--- START OF Records for the exercise ---

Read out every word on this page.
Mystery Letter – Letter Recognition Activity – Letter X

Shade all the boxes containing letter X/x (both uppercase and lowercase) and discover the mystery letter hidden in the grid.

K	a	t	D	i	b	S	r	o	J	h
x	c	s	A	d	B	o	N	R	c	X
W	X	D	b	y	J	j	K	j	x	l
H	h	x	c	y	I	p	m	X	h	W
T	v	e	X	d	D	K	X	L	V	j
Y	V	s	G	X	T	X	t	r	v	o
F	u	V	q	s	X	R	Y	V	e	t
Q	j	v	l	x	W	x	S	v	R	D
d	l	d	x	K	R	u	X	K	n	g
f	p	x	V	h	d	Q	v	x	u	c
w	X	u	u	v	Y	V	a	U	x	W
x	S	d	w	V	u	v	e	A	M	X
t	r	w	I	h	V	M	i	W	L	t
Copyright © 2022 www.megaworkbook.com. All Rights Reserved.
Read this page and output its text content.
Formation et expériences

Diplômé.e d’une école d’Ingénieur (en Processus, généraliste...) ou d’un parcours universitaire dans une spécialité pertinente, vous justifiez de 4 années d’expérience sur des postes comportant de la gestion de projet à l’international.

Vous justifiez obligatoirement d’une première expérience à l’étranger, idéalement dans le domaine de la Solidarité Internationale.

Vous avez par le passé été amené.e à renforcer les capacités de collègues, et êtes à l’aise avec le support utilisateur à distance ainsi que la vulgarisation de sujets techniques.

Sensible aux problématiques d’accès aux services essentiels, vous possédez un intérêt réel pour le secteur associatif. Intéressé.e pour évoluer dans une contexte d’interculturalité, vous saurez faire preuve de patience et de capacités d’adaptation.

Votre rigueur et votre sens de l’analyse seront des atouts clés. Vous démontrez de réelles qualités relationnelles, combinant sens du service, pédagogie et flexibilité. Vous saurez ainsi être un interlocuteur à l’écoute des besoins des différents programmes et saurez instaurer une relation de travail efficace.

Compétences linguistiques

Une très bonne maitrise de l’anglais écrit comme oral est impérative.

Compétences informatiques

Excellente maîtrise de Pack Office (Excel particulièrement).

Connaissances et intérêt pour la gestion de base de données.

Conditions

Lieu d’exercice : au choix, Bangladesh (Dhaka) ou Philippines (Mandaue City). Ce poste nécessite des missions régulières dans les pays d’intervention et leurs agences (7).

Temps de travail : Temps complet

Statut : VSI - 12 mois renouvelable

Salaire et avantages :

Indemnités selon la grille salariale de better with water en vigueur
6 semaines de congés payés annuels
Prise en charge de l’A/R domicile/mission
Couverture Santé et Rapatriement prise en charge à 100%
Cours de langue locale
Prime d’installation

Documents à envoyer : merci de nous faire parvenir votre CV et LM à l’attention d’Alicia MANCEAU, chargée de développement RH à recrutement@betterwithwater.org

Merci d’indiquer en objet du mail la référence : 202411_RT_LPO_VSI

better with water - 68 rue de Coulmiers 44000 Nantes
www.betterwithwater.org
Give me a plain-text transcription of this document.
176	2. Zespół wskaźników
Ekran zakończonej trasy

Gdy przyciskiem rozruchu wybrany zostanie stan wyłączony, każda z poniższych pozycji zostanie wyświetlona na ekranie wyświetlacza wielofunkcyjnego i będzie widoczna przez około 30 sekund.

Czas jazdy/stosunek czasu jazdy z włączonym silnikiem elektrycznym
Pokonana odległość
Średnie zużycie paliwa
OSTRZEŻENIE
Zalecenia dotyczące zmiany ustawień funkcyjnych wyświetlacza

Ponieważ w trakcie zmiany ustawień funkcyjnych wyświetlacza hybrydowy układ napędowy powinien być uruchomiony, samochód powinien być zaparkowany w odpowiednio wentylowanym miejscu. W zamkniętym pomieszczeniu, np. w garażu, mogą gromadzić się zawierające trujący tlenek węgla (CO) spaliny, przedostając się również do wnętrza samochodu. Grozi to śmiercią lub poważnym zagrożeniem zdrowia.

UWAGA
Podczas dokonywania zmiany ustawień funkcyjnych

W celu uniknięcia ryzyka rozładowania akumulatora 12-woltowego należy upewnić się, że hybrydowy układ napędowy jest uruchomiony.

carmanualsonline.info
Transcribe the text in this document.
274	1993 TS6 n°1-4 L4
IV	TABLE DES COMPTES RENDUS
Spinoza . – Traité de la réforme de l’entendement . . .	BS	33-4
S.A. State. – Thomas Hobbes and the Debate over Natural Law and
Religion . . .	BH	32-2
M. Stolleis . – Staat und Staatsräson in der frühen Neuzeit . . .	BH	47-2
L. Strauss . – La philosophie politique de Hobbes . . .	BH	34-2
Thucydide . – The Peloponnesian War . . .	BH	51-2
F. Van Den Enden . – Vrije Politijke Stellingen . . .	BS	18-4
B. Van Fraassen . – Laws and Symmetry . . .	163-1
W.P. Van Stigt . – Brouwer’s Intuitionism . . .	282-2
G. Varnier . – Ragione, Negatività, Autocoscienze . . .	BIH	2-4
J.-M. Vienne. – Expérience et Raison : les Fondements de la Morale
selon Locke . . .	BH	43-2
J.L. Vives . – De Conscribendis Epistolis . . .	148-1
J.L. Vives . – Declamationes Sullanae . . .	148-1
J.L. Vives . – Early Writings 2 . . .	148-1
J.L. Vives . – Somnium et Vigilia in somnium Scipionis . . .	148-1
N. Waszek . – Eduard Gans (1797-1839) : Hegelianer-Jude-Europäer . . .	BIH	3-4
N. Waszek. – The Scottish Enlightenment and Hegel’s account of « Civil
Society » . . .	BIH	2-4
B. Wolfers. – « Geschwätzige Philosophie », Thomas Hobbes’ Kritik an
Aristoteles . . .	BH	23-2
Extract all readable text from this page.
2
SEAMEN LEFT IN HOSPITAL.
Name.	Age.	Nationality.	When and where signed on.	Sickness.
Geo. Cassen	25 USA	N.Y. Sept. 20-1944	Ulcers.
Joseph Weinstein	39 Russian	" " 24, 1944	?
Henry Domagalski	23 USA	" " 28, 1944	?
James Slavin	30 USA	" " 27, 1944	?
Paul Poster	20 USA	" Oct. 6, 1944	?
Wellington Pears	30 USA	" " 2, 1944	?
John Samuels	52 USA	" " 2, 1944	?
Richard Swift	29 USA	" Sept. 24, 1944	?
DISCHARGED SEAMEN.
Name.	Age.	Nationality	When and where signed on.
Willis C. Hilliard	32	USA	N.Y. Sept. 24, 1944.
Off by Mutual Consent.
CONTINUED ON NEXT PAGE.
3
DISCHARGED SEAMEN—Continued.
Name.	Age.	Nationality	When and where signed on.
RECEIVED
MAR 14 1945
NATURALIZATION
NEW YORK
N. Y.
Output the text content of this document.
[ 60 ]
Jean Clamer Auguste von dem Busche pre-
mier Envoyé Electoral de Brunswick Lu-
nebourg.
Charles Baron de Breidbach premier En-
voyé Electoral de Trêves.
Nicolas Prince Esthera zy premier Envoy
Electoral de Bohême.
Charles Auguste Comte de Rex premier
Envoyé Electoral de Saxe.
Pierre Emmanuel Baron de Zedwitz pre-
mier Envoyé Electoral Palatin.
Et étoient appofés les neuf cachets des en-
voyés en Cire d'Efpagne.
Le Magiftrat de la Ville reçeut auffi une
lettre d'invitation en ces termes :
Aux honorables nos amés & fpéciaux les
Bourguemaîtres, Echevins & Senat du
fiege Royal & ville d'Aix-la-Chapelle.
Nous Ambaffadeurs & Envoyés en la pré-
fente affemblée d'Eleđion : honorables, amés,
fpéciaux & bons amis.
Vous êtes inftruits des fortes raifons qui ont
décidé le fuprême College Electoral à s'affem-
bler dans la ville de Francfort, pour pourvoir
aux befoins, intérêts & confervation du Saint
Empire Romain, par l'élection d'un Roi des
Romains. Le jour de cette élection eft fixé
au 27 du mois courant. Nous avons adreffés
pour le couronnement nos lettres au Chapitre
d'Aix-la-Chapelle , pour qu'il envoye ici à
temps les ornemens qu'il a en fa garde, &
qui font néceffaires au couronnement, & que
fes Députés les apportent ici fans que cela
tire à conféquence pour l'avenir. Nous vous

--- END OF Records for the exercise ---

◆ Problem ◆
Find the string "Electoral" in the entries above and return each line that holds it.

◆ Response ◆
mier Envoyé Electoral de Brunswick Lu-
voyé Electoral de Trêves.
Electoral de Bohême.
Envoyé Electoral de Saxe.
mier Envoyé Electoral Palatin.
décidé le fuprême College Electoral à s'affem-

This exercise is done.